[Dataset items]
>> start
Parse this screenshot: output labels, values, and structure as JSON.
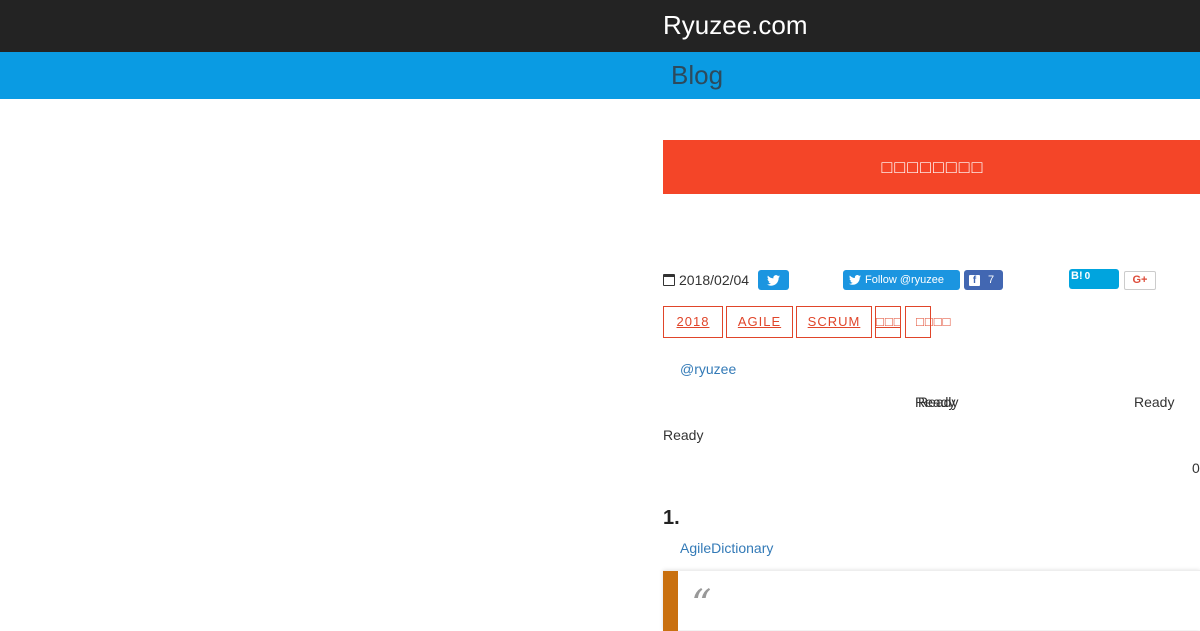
{
  "header": {
    "site_title": "Ryuzee.com",
    "section_title": "Blog"
  },
  "banner": {
    "label": "□□□□□□□□"
  },
  "post_meta": {
    "date": "2018/02/04",
    "follow_label": "Follow @ryuzee",
    "facebook_count": "7",
    "hatena_label": "B!",
    "hatena_count": "0",
    "gplus_label": "G+"
  },
  "tags": [
    "2018",
    "AGILE",
    "SCRUM",
    "□□□",
    "□□□□"
  ],
  "author_link": "@ryuzee",
  "status_texts": [
    "Ready",
    "Ready",
    "Ready",
    "Ready"
  ],
  "counter": "0",
  "section_heading": "1.",
  "dictionary_link": "AgileDictionary",
  "quote_mark": "“",
  "colors": {
    "topbar": "#232323",
    "subbar": "#0a9be3",
    "banner": "#f44528",
    "tag_accent": "#e0452a",
    "link": "#337ab7",
    "twitter": "#1b95e0",
    "facebook": "#4267b2",
    "hatena": "#00a4de",
    "quote_bar": "#c9700f"
  }
}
>> end
- What you should do:
Without including any pictures, print all of the material exactly as given.

- Response for this exercise:
Parse this screenshot: output labels, values, and structure as JSON.
{
  "header": {
    "site_title": "Ryuzee.com",
    "section_title": "Blog"
  },
  "banner": {
    "label": "□□□□□□□□"
  },
  "post_meta": {
    "date": "2018/02/04",
    "follow_label": "Follow @ryuzee",
    "facebook_count": "7",
    "hatena_label": "B!",
    "hatena_count": "0",
    "gplus_label": "G+"
  },
  "tags": [
    "2018",
    "AGILE",
    "SCRUM",
    "□□□",
    "□□□□"
  ],
  "author_link": "@ryuzee",
  "status_texts": [
    "Ready",
    "Ready",
    "Ready",
    "Ready"
  ],
  "counter": "0",
  "section_heading": "1.",
  "dictionary_link": "AgileDictionary",
  "quote_mark": "“",
  "colors": {
    "topbar": "#232323",
    "subbar": "#0a9be3",
    "banner": "#f44528",
    "tag_accent": "#e0452a",
    "link": "#337ab7",
    "twitter": "#1b95e0",
    "facebook": "#4267b2",
    "hatena": "#00a4de",
    "quote_bar": "#c9700f"
  }
}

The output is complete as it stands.